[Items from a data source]
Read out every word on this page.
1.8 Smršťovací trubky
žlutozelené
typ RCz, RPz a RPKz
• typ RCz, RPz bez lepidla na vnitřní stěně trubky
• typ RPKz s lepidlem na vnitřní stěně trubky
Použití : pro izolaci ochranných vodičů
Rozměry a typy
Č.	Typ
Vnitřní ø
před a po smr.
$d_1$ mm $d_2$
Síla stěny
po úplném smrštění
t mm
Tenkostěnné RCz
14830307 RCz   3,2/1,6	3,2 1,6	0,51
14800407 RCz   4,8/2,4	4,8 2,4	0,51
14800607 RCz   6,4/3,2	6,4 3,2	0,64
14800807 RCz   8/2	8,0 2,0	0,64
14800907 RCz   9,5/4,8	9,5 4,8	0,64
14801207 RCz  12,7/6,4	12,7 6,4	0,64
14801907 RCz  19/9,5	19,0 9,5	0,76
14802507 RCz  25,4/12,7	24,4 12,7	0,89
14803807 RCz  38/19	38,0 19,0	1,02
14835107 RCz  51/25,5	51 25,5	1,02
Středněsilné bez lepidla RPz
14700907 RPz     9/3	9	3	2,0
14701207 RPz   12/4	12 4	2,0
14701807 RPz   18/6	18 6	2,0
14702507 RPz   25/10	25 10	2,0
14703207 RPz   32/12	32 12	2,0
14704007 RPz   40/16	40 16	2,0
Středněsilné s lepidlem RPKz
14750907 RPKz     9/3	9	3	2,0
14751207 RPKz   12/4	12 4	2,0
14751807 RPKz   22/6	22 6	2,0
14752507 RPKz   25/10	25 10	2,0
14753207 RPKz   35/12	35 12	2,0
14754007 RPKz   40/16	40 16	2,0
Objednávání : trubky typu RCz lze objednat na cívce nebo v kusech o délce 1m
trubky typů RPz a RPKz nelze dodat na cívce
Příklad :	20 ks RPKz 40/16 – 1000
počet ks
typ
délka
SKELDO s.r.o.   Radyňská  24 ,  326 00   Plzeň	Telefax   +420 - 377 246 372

What the task requires
Count each line with "cívce" in it and report that figure by itself.

Response for this exercise
2